Extracts from a graphics dataset
--------------------

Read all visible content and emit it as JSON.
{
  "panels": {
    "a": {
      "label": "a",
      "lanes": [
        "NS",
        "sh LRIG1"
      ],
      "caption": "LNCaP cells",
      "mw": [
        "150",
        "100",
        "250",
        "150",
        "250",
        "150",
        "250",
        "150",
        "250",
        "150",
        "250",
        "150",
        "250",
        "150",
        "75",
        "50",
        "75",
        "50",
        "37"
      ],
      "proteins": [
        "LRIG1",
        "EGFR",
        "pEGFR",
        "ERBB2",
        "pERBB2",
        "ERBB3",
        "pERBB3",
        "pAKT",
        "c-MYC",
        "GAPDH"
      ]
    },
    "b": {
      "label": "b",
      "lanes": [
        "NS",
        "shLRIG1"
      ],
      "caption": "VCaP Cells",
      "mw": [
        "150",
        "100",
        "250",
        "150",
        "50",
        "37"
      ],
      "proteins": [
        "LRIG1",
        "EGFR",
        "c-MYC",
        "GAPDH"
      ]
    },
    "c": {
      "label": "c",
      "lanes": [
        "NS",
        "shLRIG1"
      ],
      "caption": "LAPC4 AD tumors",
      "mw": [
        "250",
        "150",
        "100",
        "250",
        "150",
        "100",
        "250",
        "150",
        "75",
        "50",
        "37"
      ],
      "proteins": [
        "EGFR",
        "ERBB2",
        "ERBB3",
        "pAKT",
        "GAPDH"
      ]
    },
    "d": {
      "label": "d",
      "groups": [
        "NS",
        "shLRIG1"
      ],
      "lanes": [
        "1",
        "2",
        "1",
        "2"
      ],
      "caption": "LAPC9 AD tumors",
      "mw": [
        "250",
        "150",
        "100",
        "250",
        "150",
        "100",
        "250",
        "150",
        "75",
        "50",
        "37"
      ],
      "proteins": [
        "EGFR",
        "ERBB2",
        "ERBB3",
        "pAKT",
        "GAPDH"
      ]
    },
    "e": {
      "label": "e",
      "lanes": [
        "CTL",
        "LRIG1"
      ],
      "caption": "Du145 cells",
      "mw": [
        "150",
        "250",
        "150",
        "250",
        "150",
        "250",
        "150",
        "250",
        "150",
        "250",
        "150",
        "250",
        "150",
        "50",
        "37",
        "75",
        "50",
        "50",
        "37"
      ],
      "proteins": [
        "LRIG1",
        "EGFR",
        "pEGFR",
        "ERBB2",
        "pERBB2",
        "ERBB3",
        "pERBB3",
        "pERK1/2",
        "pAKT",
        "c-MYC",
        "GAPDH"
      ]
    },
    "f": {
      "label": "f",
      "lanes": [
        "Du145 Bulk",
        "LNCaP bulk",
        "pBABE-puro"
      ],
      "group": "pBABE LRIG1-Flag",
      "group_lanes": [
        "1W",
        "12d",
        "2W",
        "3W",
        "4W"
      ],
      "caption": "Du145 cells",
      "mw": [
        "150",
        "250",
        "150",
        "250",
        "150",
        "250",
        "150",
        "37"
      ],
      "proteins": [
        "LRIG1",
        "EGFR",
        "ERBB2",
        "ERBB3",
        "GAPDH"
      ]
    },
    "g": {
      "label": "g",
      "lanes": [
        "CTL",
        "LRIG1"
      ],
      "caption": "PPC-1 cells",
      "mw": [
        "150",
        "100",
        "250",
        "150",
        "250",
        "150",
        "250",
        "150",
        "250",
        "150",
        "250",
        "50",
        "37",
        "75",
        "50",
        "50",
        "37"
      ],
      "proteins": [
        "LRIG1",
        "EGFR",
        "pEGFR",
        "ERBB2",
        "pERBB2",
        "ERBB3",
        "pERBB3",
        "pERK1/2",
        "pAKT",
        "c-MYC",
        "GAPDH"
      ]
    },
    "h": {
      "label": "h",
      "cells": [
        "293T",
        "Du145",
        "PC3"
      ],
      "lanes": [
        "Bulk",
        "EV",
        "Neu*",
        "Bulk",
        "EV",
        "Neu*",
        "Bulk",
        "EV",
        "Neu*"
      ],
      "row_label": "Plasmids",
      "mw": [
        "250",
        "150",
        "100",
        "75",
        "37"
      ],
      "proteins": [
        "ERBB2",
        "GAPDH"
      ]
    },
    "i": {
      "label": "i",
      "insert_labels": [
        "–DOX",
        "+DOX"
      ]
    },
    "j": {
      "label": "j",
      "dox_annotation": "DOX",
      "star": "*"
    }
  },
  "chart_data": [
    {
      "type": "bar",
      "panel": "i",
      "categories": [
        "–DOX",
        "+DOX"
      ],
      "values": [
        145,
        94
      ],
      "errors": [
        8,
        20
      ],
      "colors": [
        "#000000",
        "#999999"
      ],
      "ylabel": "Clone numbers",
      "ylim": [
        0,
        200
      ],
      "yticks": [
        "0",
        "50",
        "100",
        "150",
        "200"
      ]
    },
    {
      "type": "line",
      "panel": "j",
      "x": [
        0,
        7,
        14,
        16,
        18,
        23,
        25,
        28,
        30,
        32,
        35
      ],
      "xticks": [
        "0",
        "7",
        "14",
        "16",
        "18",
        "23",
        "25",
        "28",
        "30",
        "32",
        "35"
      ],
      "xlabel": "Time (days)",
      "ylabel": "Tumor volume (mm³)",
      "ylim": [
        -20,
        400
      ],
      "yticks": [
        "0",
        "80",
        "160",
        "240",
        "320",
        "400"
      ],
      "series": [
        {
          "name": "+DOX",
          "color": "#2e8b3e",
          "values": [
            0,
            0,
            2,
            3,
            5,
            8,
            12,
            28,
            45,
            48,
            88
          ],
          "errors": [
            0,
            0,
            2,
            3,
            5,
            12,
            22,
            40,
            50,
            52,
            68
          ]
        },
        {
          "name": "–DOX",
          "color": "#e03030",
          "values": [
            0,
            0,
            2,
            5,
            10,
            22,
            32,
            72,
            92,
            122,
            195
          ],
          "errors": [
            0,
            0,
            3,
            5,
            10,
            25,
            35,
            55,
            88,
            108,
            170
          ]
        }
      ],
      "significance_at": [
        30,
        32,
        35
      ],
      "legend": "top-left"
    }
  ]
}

--------------------

The entries are to be retyped in full, with no alteration.

= RESULT =
Read all visible content and emit it as JSON.
{
  "panels": {
    "a": {
      "label": "a",
      "lanes": [
        "NS",
        "sh LRIG1"
      ],
      "caption": "LNCaP cells",
      "mw": [
        "150",
        "100",
        "250",
        "150",
        "250",
        "150",
        "250",
        "150",
        "250",
        "150",
        "250",
        "150",
        "250",
        "150",
        "75",
        "50",
        "75",
        "50",
        "37"
      ],
      "proteins": [
        "LRIG1",
        "EGFR",
        "pEGFR",
        "ERBB2",
        "pERBB2",
        "ERBB3",
        "pERBB3",
        "pAKT",
        "c-MYC",
        "GAPDH"
      ]
    },
    "b": {
      "label": "b",
      "lanes": [
        "NS",
        "shLRIG1"
      ],
      "caption": "VCaP Cells",
      "mw": [
        "150",
        "100",
        "250",
        "150",
        "50",
        "37"
      ],
      "proteins": [
        "LRIG1",
        "EGFR",
        "c-MYC",
        "GAPDH"
      ]
    },
    "c": {
      "label": "c",
      "lanes": [
        "NS",
        "shLRIG1"
      ],
      "caption": "LAPC4 AD tumors",
      "mw": [
        "250",
        "150",
        "100",
        "250",
        "150",
        "100",
        "250",
        "150",
        "75",
        "50",
        "37"
      ],
      "proteins": [
        "EGFR",
        "ERBB2",
        "ERBB3",
        "pAKT",
        "GAPDH"
      ]
    },
    "d": {
      "label": "d",
      "groups": [
        "NS",
        "shLRIG1"
      ],
      "lanes": [
        "1",
        "2",
        "1",
        "2"
      ],
      "caption": "LAPC9 AD tumors",
      "mw": [
        "250",
        "150",
        "100",
        "250",
        "150",
        "100",
        "250",
        "150",
        "75",
        "50",
        "37"
      ],
      "proteins": [
        "EGFR",
        "ERBB2",
        "ERBB3",
        "pAKT",
        "GAPDH"
      ]
    },
    "e": {
      "label": "e",
      "lanes": [
        "CTL",
        "LRIG1"
      ],
      "caption": "Du145 cells",
      "mw": [
        "150",
        "250",
        "150",
        "250",
        "150",
        "250",
        "150",
        "250",
        "150",
        "250",
        "150",
        "250",
        "150",
        "50",
        "37",
        "75",
        "50",
        "50",
        "37"
      ],
      "proteins": [
        "LRIG1",
        "EGFR",
        "pEGFR",
        "ERBB2",
        "pERBB2",
        "ERBB3",
        "pERBB3",
        "pERK1/2",
        "pAKT",
        "c-MYC",
        "GAPDH"
      ]
    },
    "f": {
      "label": "f",
      "lanes": [
        "Du145 Bulk",
        "LNCaP bulk",
        "pBABE-puro"
      ],
      "group": "pBABE LRIG1-Flag",
      "group_lanes": [
        "1W",
        "12d",
        "2W",
        "3W",
        "4W"
      ],
      "caption": "Du145 cells",
      "mw": [
        "150",
        "250",
        "150",
        "250",
        "150",
        "250",
        "150",
        "37"
      ],
      "proteins": [
        "LRIG1",
        "EGFR",
        "ERBB2",
        "ERBB3",
        "GAPDH"
      ]
    },
    "g": {
      "label": "g",
      "lanes": [
        "CTL",
        "LRIG1"
      ],
      "caption": "PPC-1 cells",
      "mw": [
        "150",
        "100",
        "250",
        "150",
        "250",
        "150",
        "250",
        "150",
        "250",
        "150",
        "250",
        "50",
        "37",
        "75",
        "50",
        "50",
        "37"
      ],
      "proteins": [
        "LRIG1",
        "EGFR",
        "pEGFR",
        "ERBB2",
        "pERBB2",
        "ERBB3",
        "pERBB3",
        "pERK1/2",
        "pAKT",
        "c-MYC",
        "GAPDH"
      ]
    },
    "h": {
      "label": "h",
      "cells": [
        "293T",
        "Du145",
        "PC3"
      ],
      "lanes": [
        "Bulk",
        "EV",
        "Neu*",
        "Bulk",
        "EV",
        "Neu*",
        "Bulk",
        "EV",
        "Neu*"
      ],
      "row_label": "Plasmids",
      "mw": [
        "250",
        "150",
        "100",
        "75",
        "37"
      ],
      "proteins": [
        "ERBB2",
        "GAPDH"
      ]
    },
    "i": {
      "label": "i",
      "insert_labels": [
        "–DOX",
        "+DOX"
      ]
    },
    "j": {
      "label": "j",
      "dox_annotation": "DOX",
      "star": "*"
    }
  },
  "chart_data": [
    {
      "type": "bar",
      "panel": "i",
      "categories": [
        "–DOX",
        "+DOX"
      ],
      "values": [
        145,
        94
      ],
      "errors": [
        8,
        20
      ],
      "colors": [
        "#000000",
        "#999999"
      ],
      "ylabel": "Clone numbers",
      "ylim": [
        0,
        200
      ],
      "yticks": [
        "0",
        "50",
        "100",
        "150",
        "200"
      ]
    },
    {
      "type": "line",
      "panel": "j",
      "x": [
        0,
        7,
        14,
        16,
        18,
        23,
        25,
        28,
        30,
        32,
        35
      ],
      "xticks": [
        "0",
        "7",
        "14",
        "16",
        "18",
        "23",
        "25",
        "28",
        "30",
        "32",
        "35"
      ],
      "xlabel": "Time (days)",
      "ylabel": "Tumor volume (mm³)",
      "ylim": [
        -20,
        400
      ],
      "yticks": [
        "0",
        "80",
        "160",
        "240",
        "320",
        "400"
      ],
      "series": [
        {
          "name": "+DOX",
          "color": "#2e8b3e",
          "values": [
            0,
            0,
            2,
            3,
            5,
            8,
            12,
            28,
            45,
            48,
            88
          ],
          "errors": [
            0,
            0,
            2,
            3,
            5,
            12,
            22,
            40,
            50,
            52,
            68
          ]
        },
        {
          "name": "–DOX",
          "color": "#e03030",
          "values": [
            0,
            0,
            2,
            5,
            10,
            22,
            32,
            72,
            92,
            122,
            195
          ],
          "errors": [
            0,
            0,
            3,
            5,
            10,
            25,
            35,
            55,
            88,
            108,
            170
          ]
        }
      ],
      "significance_at": [
        30,
        32,
        35
      ],
      "legend": "top-left"
    }
  ]
}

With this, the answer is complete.